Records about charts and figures
★ ★ ★ ★ ★ ★ ★
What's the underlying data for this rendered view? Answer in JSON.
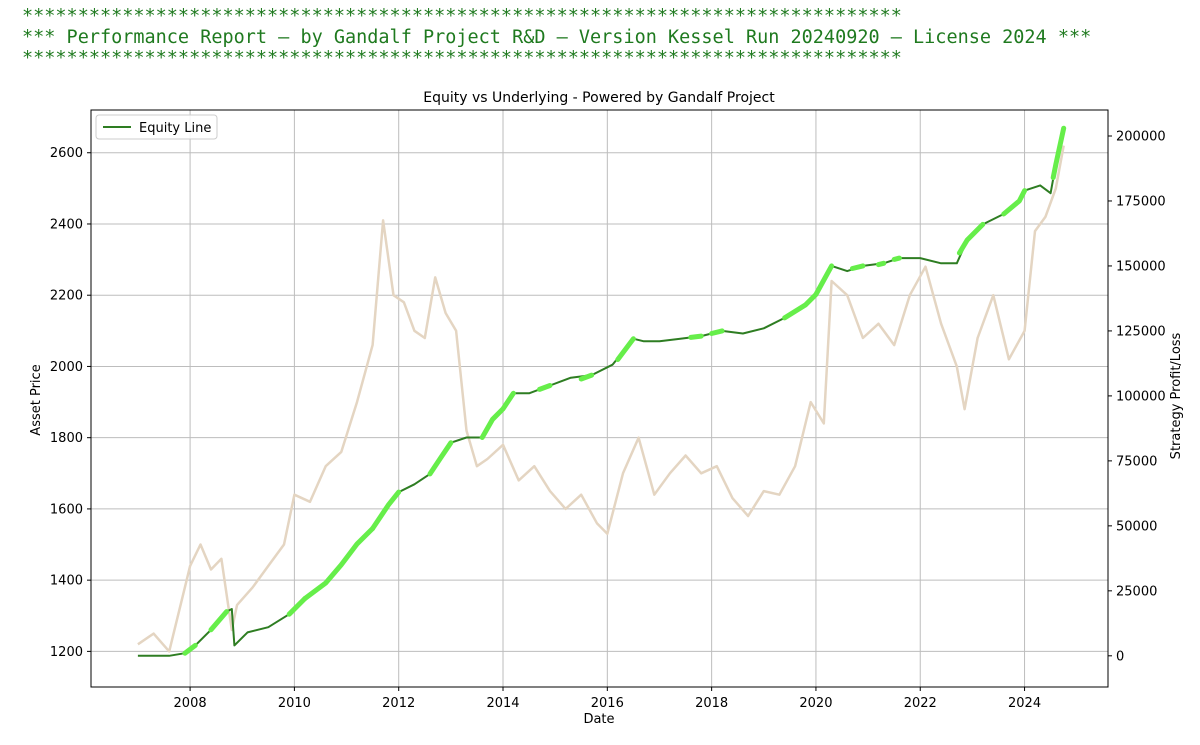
{
  "banner": {
    "border": "*******************************************************************************",
    "text": "*** Performance Report – by Gandalf Project R&D – Version Kessel Run 20240920 – License 2024 ***"
  },
  "chart_data": {
    "type": "line",
    "title": "Equity vs Underlying - Powered by Gandalf Project",
    "xlabel": "Date",
    "ylabel_left": "Asset Price",
    "ylabel_right": "Strategy Profit/Loss",
    "x_range": [
      2006.1,
      2025.6
    ],
    "ylim_left": [
      1100,
      2720
    ],
    "ylim_right": [
      -12000,
      210000
    ],
    "x_ticks": [
      2008,
      2010,
      2012,
      2014,
      2016,
      2018,
      2020,
      2022,
      2024
    ],
    "x_tick_labels": [
      "2008",
      "2010",
      "2012",
      "2014",
      "2016",
      "2018",
      "2020",
      "2022",
      "2024"
    ],
    "y_left_ticks": [
      1200,
      1400,
      1600,
      1800,
      2000,
      2200,
      2400,
      2600
    ],
    "y_left_tick_labels": [
      "1200",
      "1400",
      "1600",
      "1800",
      "2000",
      "2200",
      "2400",
      "2600"
    ],
    "y_right_ticks": [
      0,
      25000,
      50000,
      75000,
      100000,
      125000,
      150000,
      175000,
      200000
    ],
    "y_right_tick_labels": [
      "0",
      "25000",
      "50000",
      "75000",
      "100000",
      "125000",
      "150000",
      "175000",
      "200000"
    ],
    "grid": true,
    "legend": {
      "position": "top-left",
      "entries": [
        "Equity Line"
      ]
    },
    "colors": {
      "equity": "#2e7d22",
      "equity_highlight": "#66ee4a",
      "underlying": "#e4d5c2",
      "grid": "#bdbdbd"
    },
    "series": [
      {
        "name": "Underlying",
        "axis": "left",
        "x": [
          2007.0,
          2007.3,
          2007.6,
          2007.9,
          2008.0,
          2008.2,
          2008.4,
          2008.6,
          2008.8,
          2008.9,
          2009.2,
          2009.5,
          2009.8,
          2010.0,
          2010.3,
          2010.6,
          2010.9,
          2011.2,
          2011.5,
          2011.7,
          2011.9,
          2012.1,
          2012.3,
          2012.5,
          2012.7,
          2012.9,
          2013.1,
          2013.3,
          2013.5,
          2013.7,
          2014.0,
          2014.3,
          2014.6,
          2014.9,
          2015.2,
          2015.5,
          2015.8,
          2016.0,
          2016.3,
          2016.6,
          2016.9,
          2017.2,
          2017.5,
          2017.8,
          2018.1,
          2018.4,
          2018.7,
          2019.0,
          2019.3,
          2019.6,
          2019.9,
          2020.15,
          2020.3,
          2020.6,
          2020.9,
          2021.2,
          2021.5,
          2021.8,
          2022.1,
          2022.4,
          2022.7,
          2022.85,
          2023.1,
          2023.4,
          2023.7,
          2024.0,
          2024.2,
          2024.4,
          2024.6,
          2024.75
        ],
        "values": [
          1220,
          1250,
          1200,
          1380,
          1440,
          1500,
          1430,
          1460,
          1260,
          1330,
          1380,
          1440,
          1500,
          1640,
          1620,
          1720,
          1760,
          1900,
          2060,
          2410,
          2200,
          2180,
          2100,
          2080,
          2250,
          2150,
          2100,
          1820,
          1720,
          1740,
          1780,
          1680,
          1720,
          1650,
          1600,
          1640,
          1560,
          1530,
          1700,
          1800,
          1640,
          1700,
          1750,
          1700,
          1720,
          1630,
          1580,
          1650,
          1640,
          1720,
          1900,
          1840,
          2240,
          2200,
          2080,
          2120,
          2060,
          2200,
          2280,
          2120,
          2000,
          1880,
          2080,
          2200,
          2020,
          2100,
          2380,
          2420,
          2500,
          2620
        ]
      },
      {
        "name": "Equity Line",
        "axis": "right",
        "x": [
          2007.0,
          2007.3,
          2007.6,
          2007.9,
          2008.1,
          2008.4,
          2008.7,
          2008.8,
          2008.85,
          2009.1,
          2009.5,
          2009.9,
          2010.2,
          2010.6,
          2010.9,
          2011.2,
          2011.5,
          2011.8,
          2012.0,
          2012.3,
          2012.6,
          2012.8,
          2013.0,
          2013.3,
          2013.6,
          2013.8,
          2014.0,
          2014.2,
          2014.5,
          2014.9,
          2015.3,
          2015.7,
          2016.1,
          2016.5,
          2016.7,
          2017.0,
          2017.4,
          2017.8,
          2018.2,
          2018.6,
          2019.0,
          2019.4,
          2019.8,
          2020.0,
          2020.3,
          2020.6,
          2020.9,
          2021.3,
          2021.6,
          2022.0,
          2022.4,
          2022.7,
          2022.9,
          2023.2,
          2023.6,
          2023.9,
          2024.0,
          2024.3,
          2024.5,
          2024.6,
          2024.75
        ],
        "values": [
          0,
          0,
          0,
          1000,
          4000,
          10000,
          17000,
          18000,
          4000,
          9000,
          11000,
          16000,
          22000,
          28000,
          35000,
          43000,
          49000,
          58000,
          63000,
          66000,
          70000,
          76000,
          82000,
          84000,
          84000,
          91000,
          95000,
          101000,
          101000,
          104000,
          107000,
          108000,
          112000,
          122000,
          121000,
          121000,
          122000,
          123000,
          125000,
          124000,
          126000,
          130000,
          135000,
          139000,
          150000,
          148000,
          150000,
          151000,
          153000,
          153000,
          151000,
          151000,
          160000,
          166000,
          170000,
          175000,
          179000,
          181000,
          178000,
          189000,
          203000
        ]
      },
      {
        "name": "Equity new highs (highlight)",
        "axis": "right",
        "segments": [
          {
            "x": [
              2007.9,
              2008.1
            ],
            "values": [
              1000,
              4000
            ]
          },
          {
            "x": [
              2008.4,
              2008.7
            ],
            "values": [
              10000,
              17000
            ]
          },
          {
            "x": [
              2009.9,
              2010.2
            ],
            "values": [
              16000,
              22000
            ]
          },
          {
            "x": [
              2010.2,
              2010.6,
              2010.9,
              2011.2,
              2011.5
            ],
            "values": [
              22000,
              28000,
              35000,
              43000,
              49000
            ]
          },
          {
            "x": [
              2011.5,
              2011.8,
              2012.0
            ],
            "values": [
              49000,
              58000,
              63000
            ]
          },
          {
            "x": [
              2012.6,
              2012.8,
              2013.0
            ],
            "values": [
              70000,
              76000,
              82000
            ]
          },
          {
            "x": [
              2013.6,
              2013.8,
              2014.0,
              2014.2
            ],
            "values": [
              84000,
              91000,
              95000,
              101000
            ]
          },
          {
            "x": [
              2014.7,
              2014.9
            ],
            "values": [
              102500,
              104000
            ]
          },
          {
            "x": [
              2015.5,
              2015.7
            ],
            "values": [
              106500,
              108000
            ]
          },
          {
            "x": [
              2016.2,
              2016.5
            ],
            "values": [
              114000,
              122000
            ]
          },
          {
            "x": [
              2017.6,
              2017.8
            ],
            "values": [
              122500,
              123000
            ]
          },
          {
            "x": [
              2018.0,
              2018.2
            ],
            "values": [
              124000,
              125000
            ]
          },
          {
            "x": [
              2019.4,
              2019.8,
              2020.0,
              2020.3
            ],
            "values": [
              130000,
              135000,
              139000,
              150000
            ]
          },
          {
            "x": [
              2020.7,
              2020.9
            ],
            "values": [
              149000,
              150000
            ]
          },
          {
            "x": [
              2021.2,
              2021.3
            ],
            "values": [
              150500,
              151000
            ]
          },
          {
            "x": [
              2021.5,
              2021.6
            ],
            "values": [
              152500,
              153000
            ]
          },
          {
            "x": [
              2022.75,
              2022.9,
              2023.2
            ],
            "values": [
              155000,
              160000,
              166000
            ]
          },
          {
            "x": [
              2023.6,
              2023.9,
              2024.0
            ],
            "values": [
              170000,
              175000,
              179000
            ]
          },
          {
            "x": [
              2024.55,
              2024.6,
              2024.75
            ],
            "values": [
              184000,
              189000,
              203000
            ]
          }
        ]
      }
    ]
  }
}
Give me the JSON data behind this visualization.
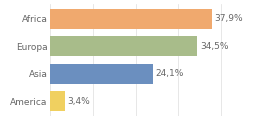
{
  "categories": [
    "Africa",
    "Europa",
    "Asia",
    "America"
  ],
  "values": [
    37.9,
    34.5,
    24.1,
    3.4
  ],
  "labels": [
    "37,9%",
    "34,5%",
    "24,1%",
    "3,4%"
  ],
  "bar_colors": [
    "#f0a96e",
    "#a8bc8a",
    "#6b8fbf",
    "#f0d060"
  ],
  "background_color": "#ffffff",
  "xlim": [
    0,
    46
  ],
  "label_fontsize": 6.5,
  "tick_fontsize": 6.5,
  "bar_height": 0.72,
  "grid_color": "#dddddd",
  "grid_lw": 0.5,
  "text_color": "#666666"
}
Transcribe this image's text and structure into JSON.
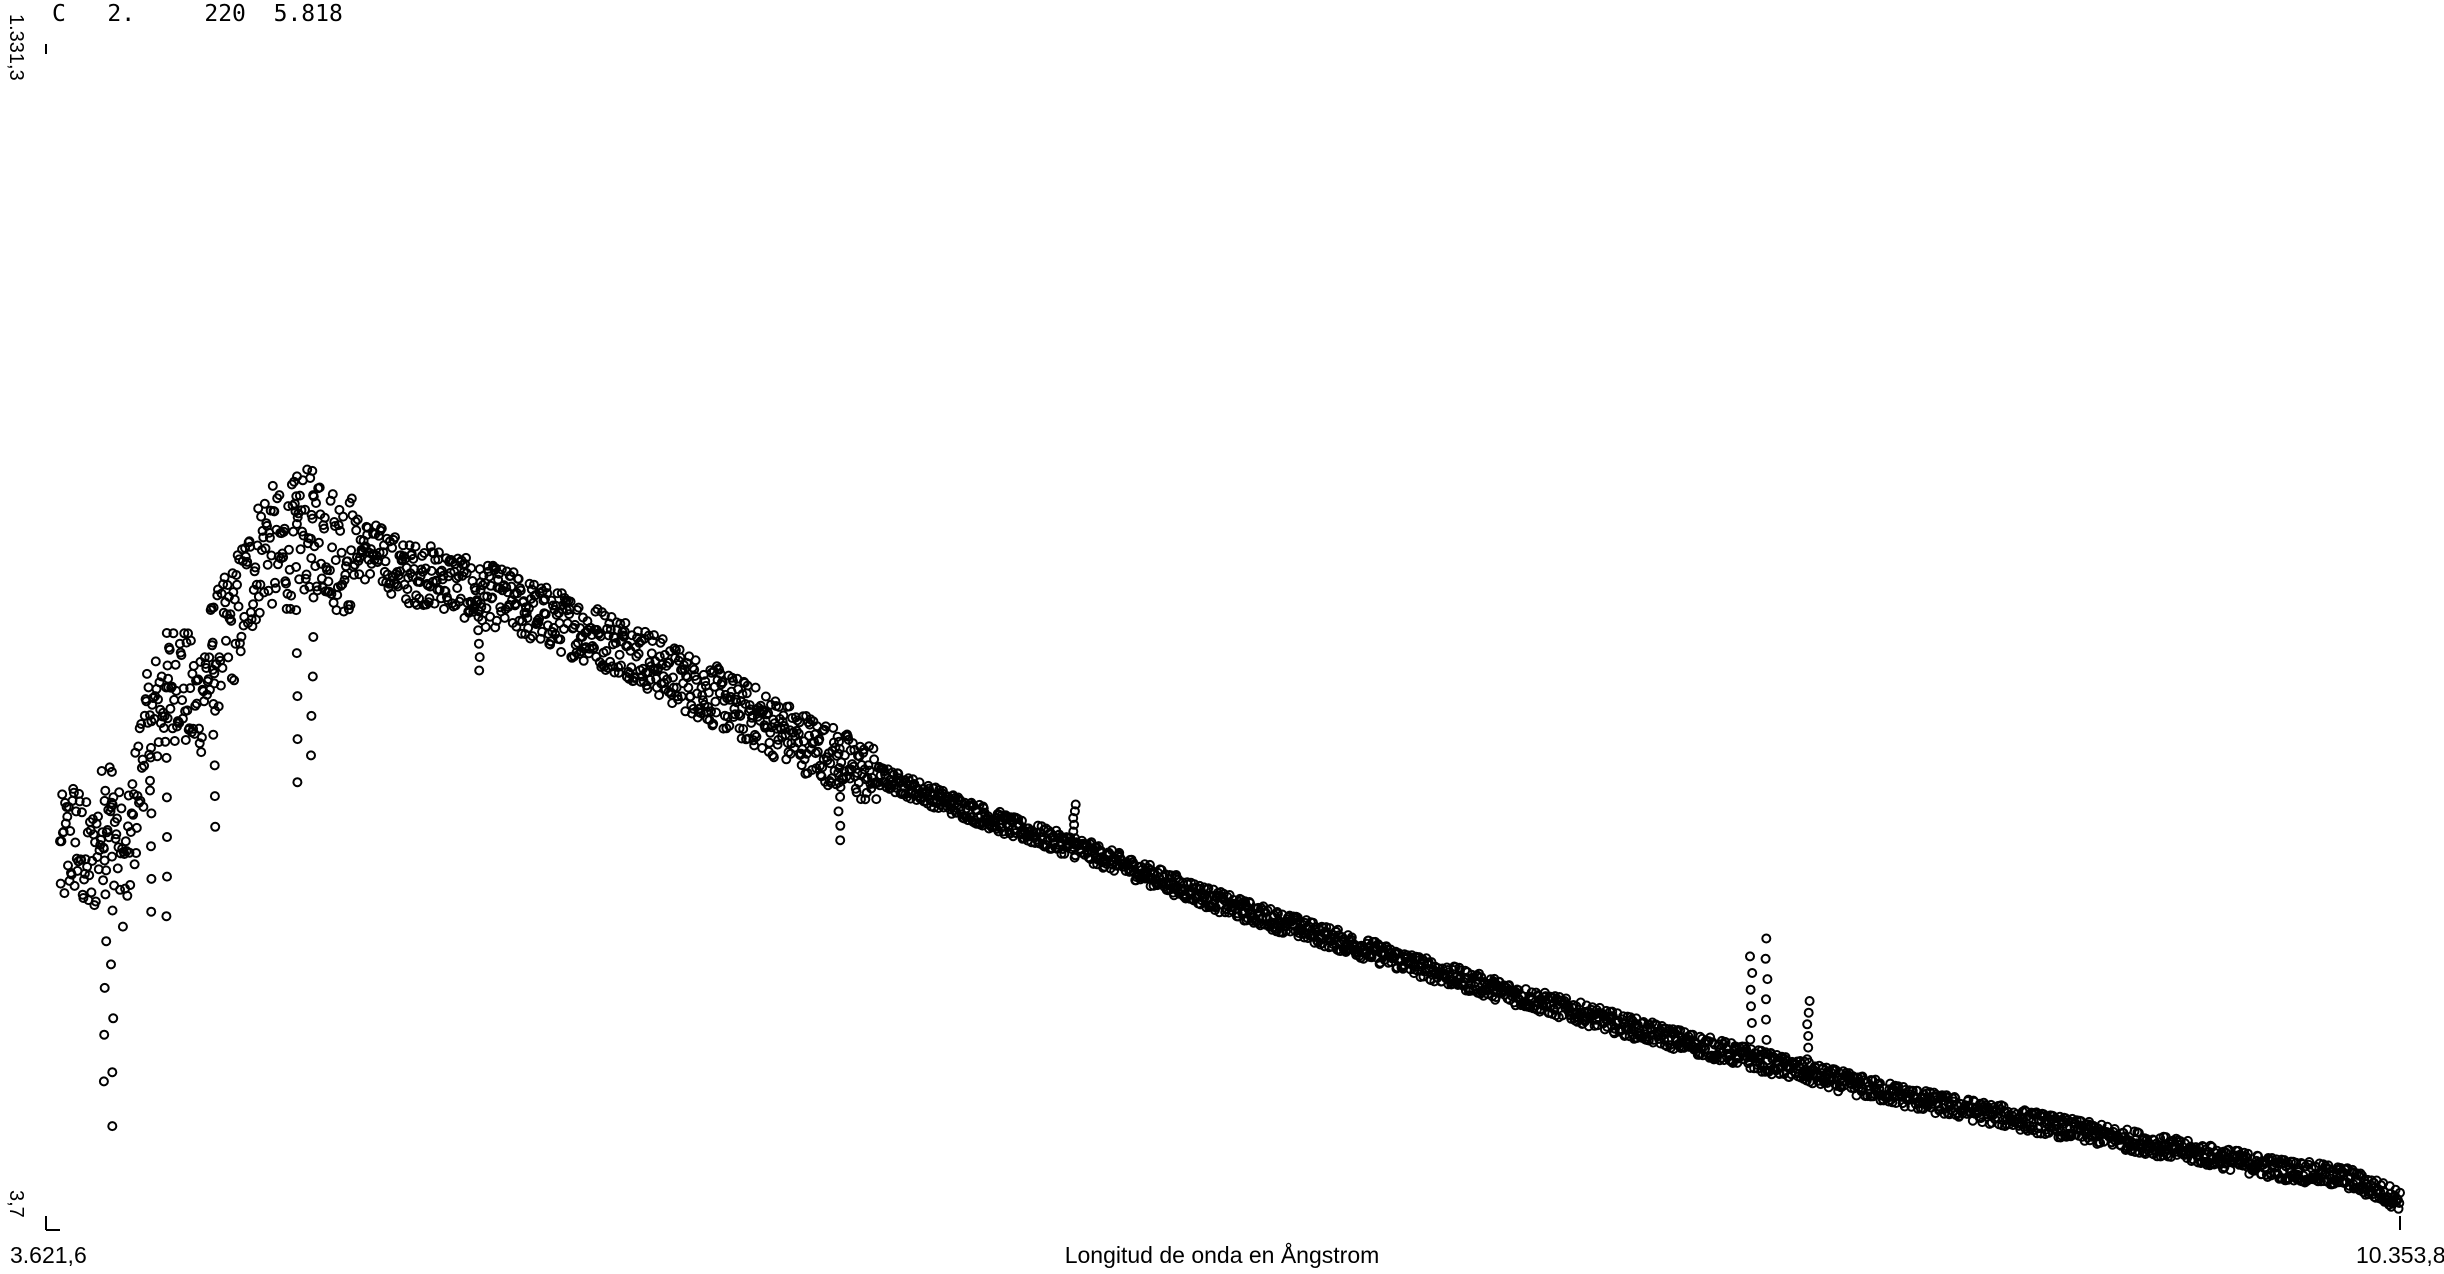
{
  "header": {
    "code": "C",
    "field1": "2.",
    "field2": "220",
    "field3": "5.818"
  },
  "chart_data": {
    "type": "scatter",
    "title": "",
    "xlabel": "Longitud de onda en Ångstrom",
    "ylabel": "",
    "x_ticks": [
      "3.621,6",
      "10.353,8"
    ],
    "y_ticks": [
      "1.331,3",
      "3,7"
    ],
    "xlim": [
      3621.6,
      10353.8
    ],
    "ylim": [
      3.7,
      1331.3
    ],
    "grid": false,
    "legend": "none",
    "marker": "open-circle",
    "color": "#000000",
    "series": [
      {
        "x": [
          3660,
          3700,
          3750,
          3800,
          3850,
          3900,
          3950,
          4000,
          4050,
          4100,
          4150,
          4200,
          4250,
          4300,
          4350,
          4400,
          4450,
          4500,
          4550,
          4600,
          4650,
          4700,
          4750,
          4800,
          4850,
          4900,
          4950,
          5000,
          5100,
          5200,
          5300,
          5400,
          5500,
          5600,
          5800,
          6000,
          6200,
          6400,
          6600,
          6800,
          7000,
          7200,
          7400,
          7600,
          7800,
          8000,
          8200,
          8400,
          8600,
          8800,
          9000,
          9200,
          9400,
          9600,
          9800,
          10000,
          10200,
          10353.8
        ],
        "y": [
          430,
          460,
          420,
          500,
          410,
          560,
          610,
          640,
          600,
          660,
          690,
          740,
          790,
          770,
          800,
          800,
          780,
          775,
          770,
          760,
          745,
          745,
          740,
          735,
          720,
          720,
          715,
          705,
          690,
          675,
          660,
          635,
          615,
          595,
          555,
          515,
          485,
          455,
          430,
          400,
          370,
          345,
          320,
          295,
          272,
          250,
          228,
          208,
          188,
          168,
          150,
          135,
          120,
          105,
          90,
          75,
          65,
          40
        ]
      }
    ],
    "absorption_dips": [
      {
        "x": 3790,
        "y": 170
      },
      {
        "x": 3810,
        "y": 120
      },
      {
        "x": 3920,
        "y": 360
      },
      {
        "x": 3968,
        "y": 355
      },
      {
        "x": 4102,
        "y": 455
      },
      {
        "x": 4340,
        "y": 505
      },
      {
        "x": 4383,
        "y": 535
      },
      {
        "x": 4861,
        "y": 630
      },
      {
        "x": 5890,
        "y": 440
      },
      {
        "x": 6563,
        "y": 480
      },
      {
        "x": 8498,
        "y": 310
      },
      {
        "x": 8542,
        "y": 330
      },
      {
        "x": 8662,
        "y": 260
      }
    ]
  }
}
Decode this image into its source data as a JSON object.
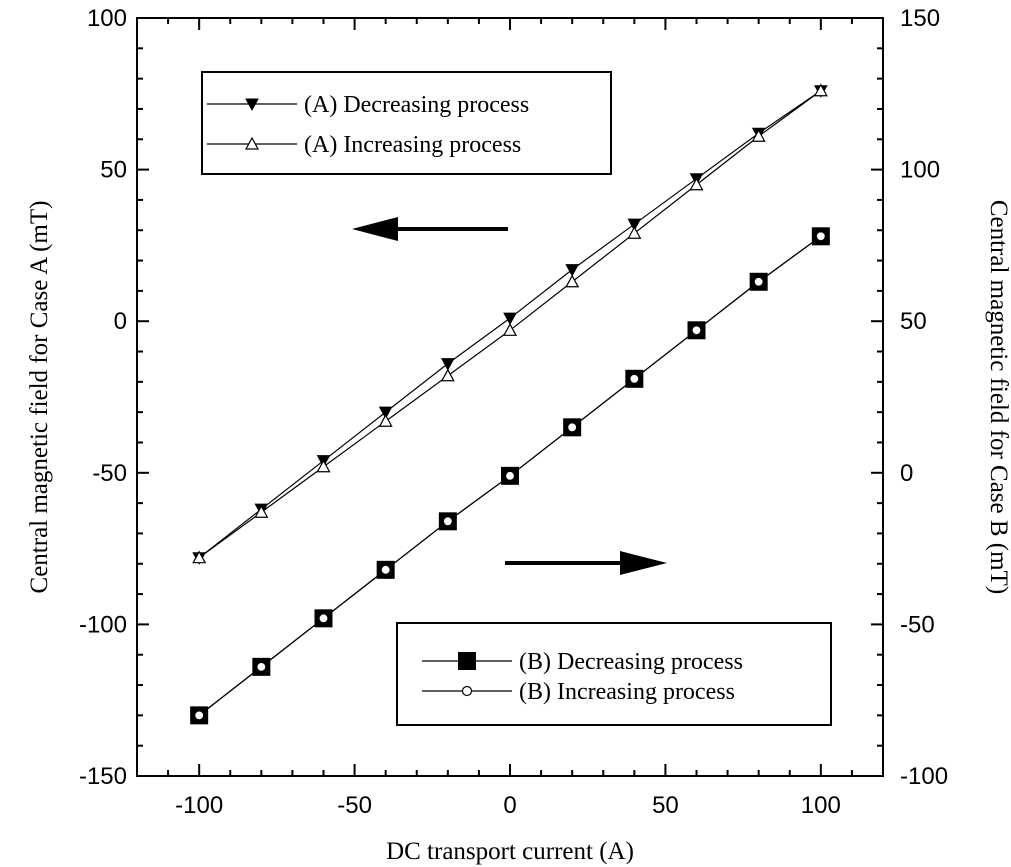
★ ★ ★ ★ ★ ★ ★
WRITTEN REQUEST =>
Gather each line of the listing that holds the string "this".

ANSWER TO THE EXERCISE =>
What's the underlying data for this rendered view? Answer in JSON.
Give me the JSON data behind this visualization.
Transcribe this image's text and structure into JSON.
Decode this image into its source data as a JSON object.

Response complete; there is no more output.